Required work: Count every line of these entries that holds the word "valor", and reply with the number only.

====================

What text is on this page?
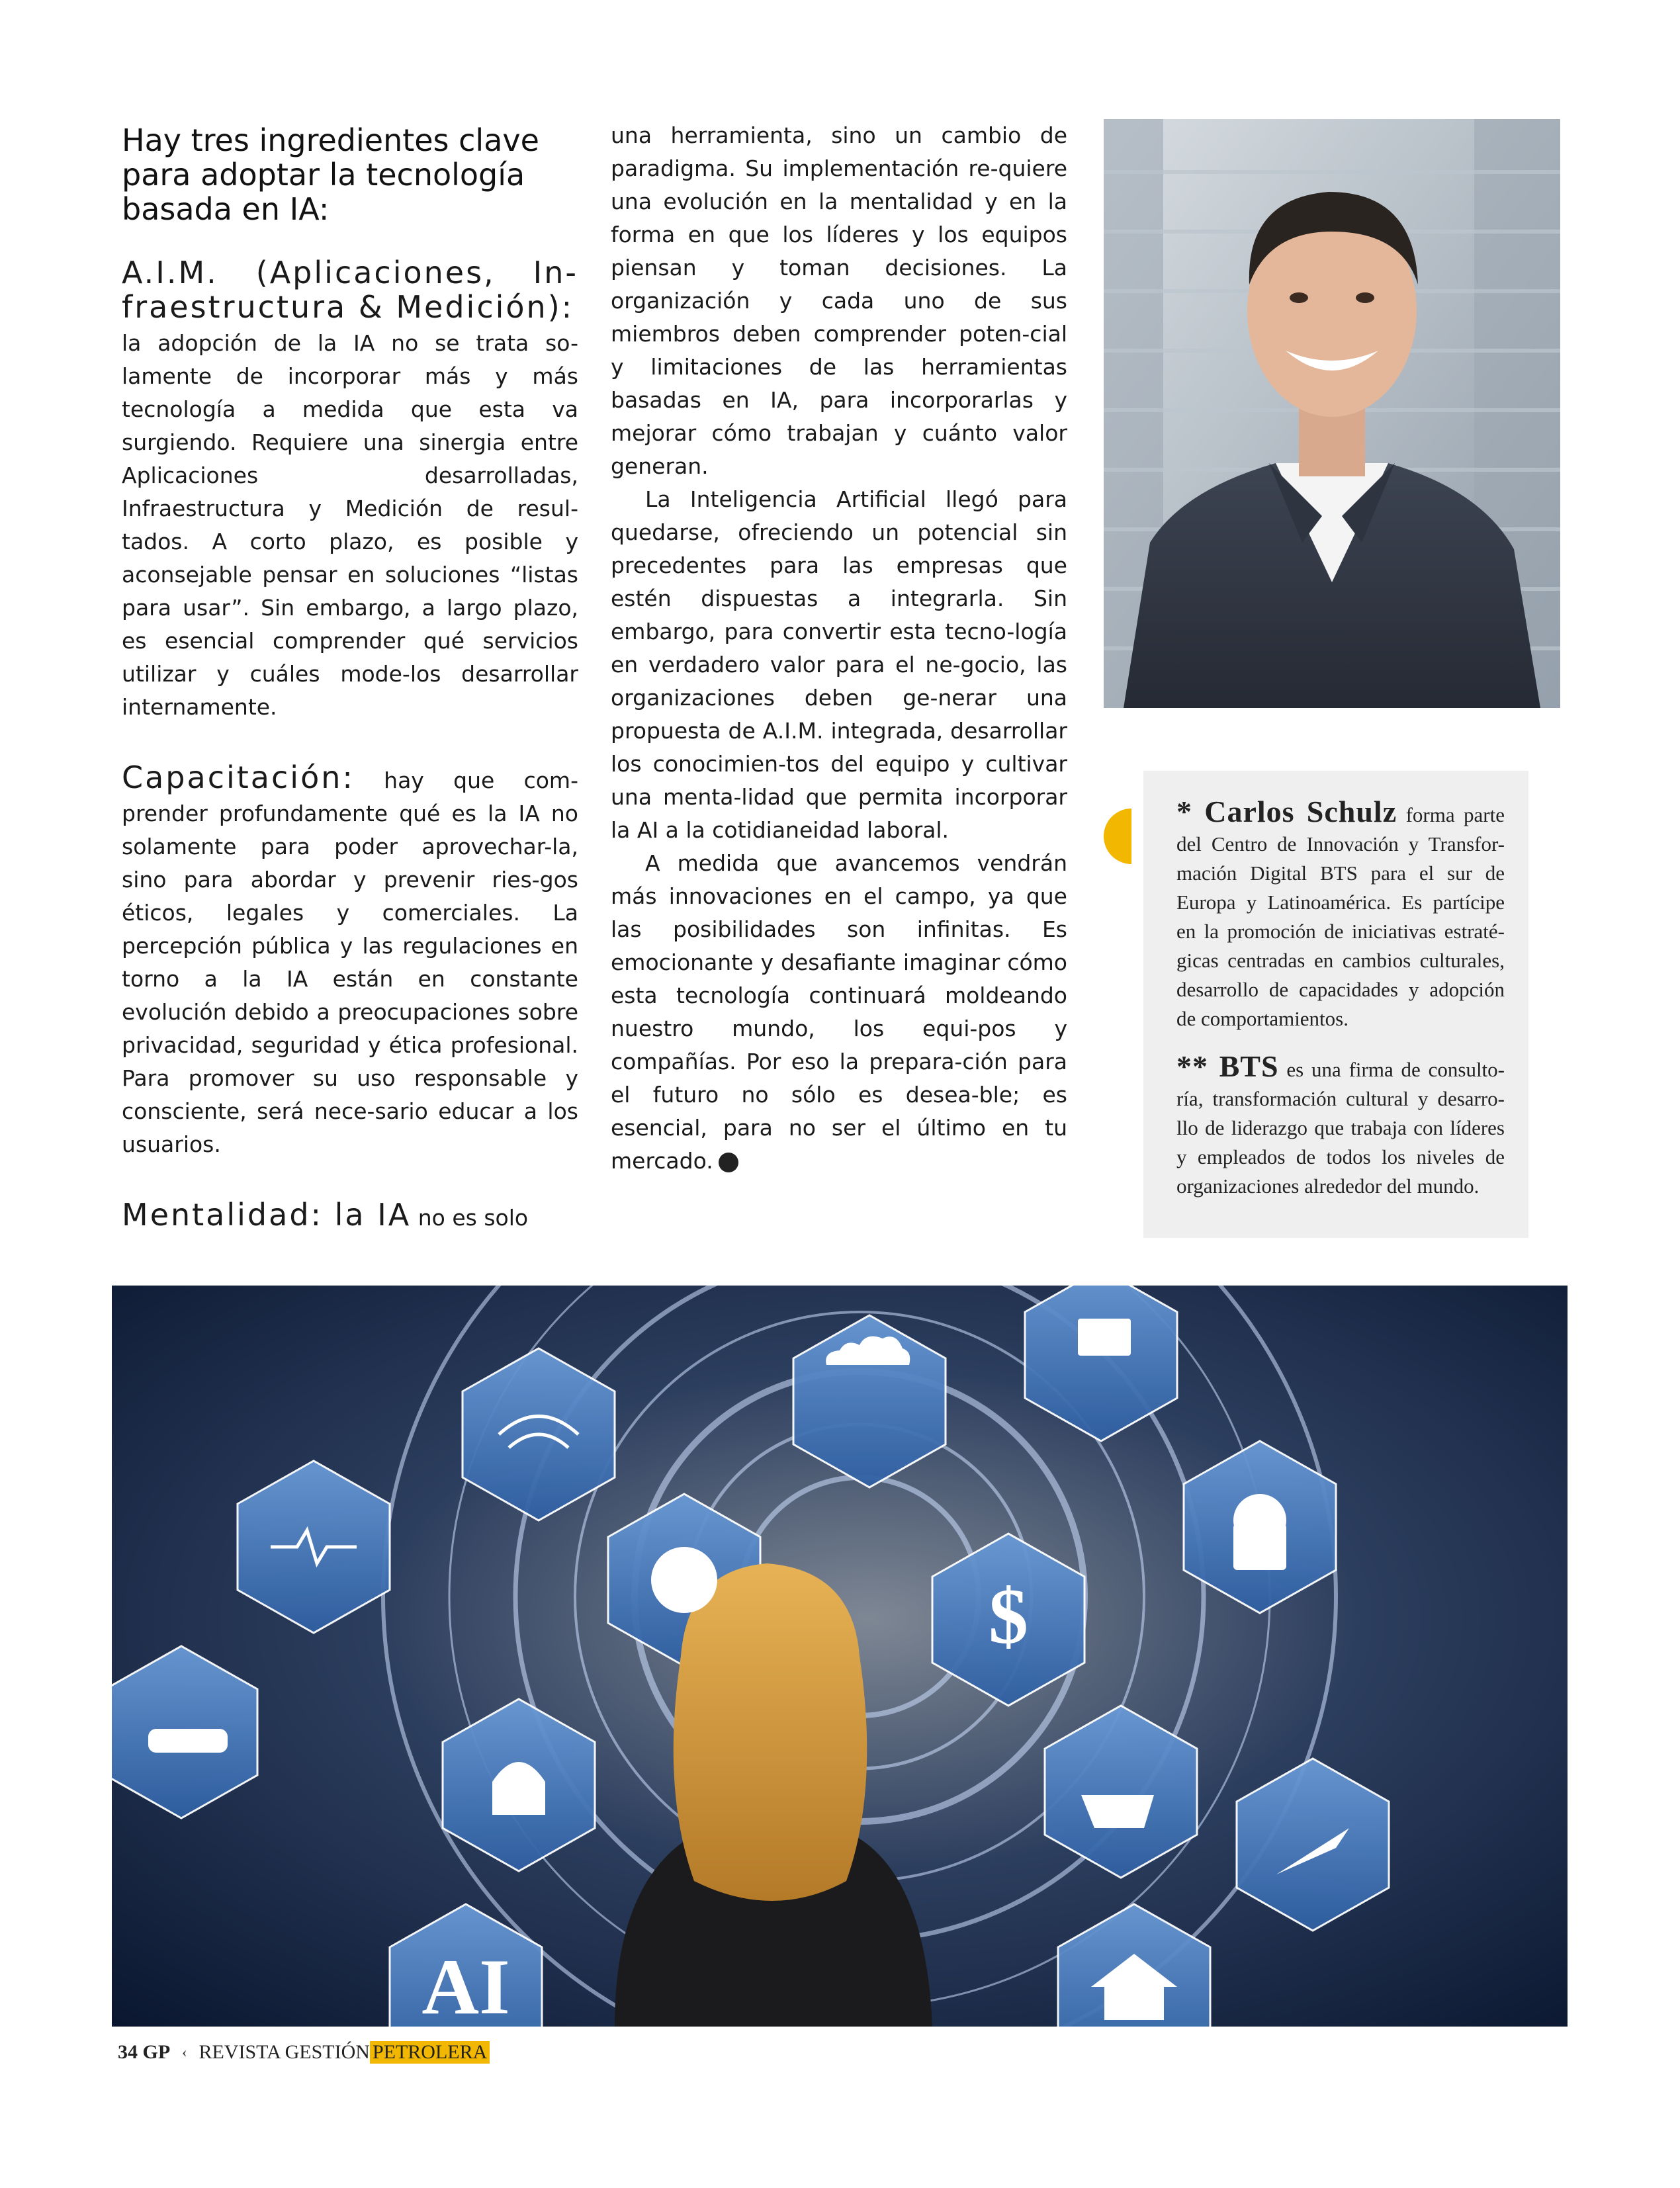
Hay tres ingredientes clave para adoptar la tecnología basada en IA:

A.I.M. (Aplicaciones, In-fraestructura & Medición):
la adopción de la IA no se trata so-lamente de incorporar más y más tecnología a medida que esta va surgiendo. Requiere una sinergia entre Aplicaciones desarrolladas, Infraestructura y Medición de resul-tados. A corto plazo, es posible y aconsejable pensar en soluciones “listas para usar”. Sin embargo, a largo plazo, es esencial comprender qué servicios utilizar y cuáles mode-los desarrollar internamente.

Capacitación: hay que com-prender profundamente qué es la IA no solamente para poder aprovechar-la, sino para abordar y prevenir ries-gos éticos, legales y comerciales. La percepción pública y las regulaciones en torno a la IA están en constante evolución debido a preocupaciones sobre privacidad, seguridad y ética profesional. Para promover su uso responsable y consciente, será nece-sario educar a los usuarios.

Mentalidad: la IA no es solo

una herramienta, sino un cambio de paradigma. Su implementación re-quiere una evolución en la mentalidad y en la forma en que los líderes y los equipos piensan y toman decisiones. La organización y cada uno de sus miembros deben comprender poten-cial y limitaciones de las herramientas basadas en IA, para incorporarlas y mejorar cómo trabajan y cuánto valor generan.

La Inteligencia Artificial llegó para quedarse, ofreciendo un potencial sin precedentes para las empresas que estén dispuestas a integrarla. Sin embargo, para convertir esta tecno-logía en verdadero valor para el ne-gocio, las organizaciones deben ge-nerar una propuesta de A.I.M. integrada, desarrollar los conocimien-tos del equipo y cultivar una menta-lidad que permita incorporar la AI a la cotidianeidad laboral.

A medida que avancemos vendrán más innovaciones en el campo, ya que las posibilidades son infinitas. Es emocionante y desafiante imaginar cómo esta tecnología continuará moldeando nuestro mundo, los equi-pos y compañías. Por eso la prepara-ción para el futuro no sólo es desea-ble; es esencial, para no ser el último en tu mercado.	GP

* Carlos Schulz forma parte del Centro de Innovación y Transfor-mación Digital BTS para el sur de Europa y Latinoamérica. Es partícipe en la promoción de iniciativas estraté-gicas centradas en cambios culturales, desarrollo de capacidades y adopción de comportamientos.

** BTS es una firma de consulto-ría, transformación cultural y desarro-llo de liderazgo que trabaja con líderes y empleados de todos los niveles de organizaciones alrededor del mundo.

$
AI
34 GP ‹ REVISTA GESTIÓN PETROLERA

====================

Answer to the problem: 2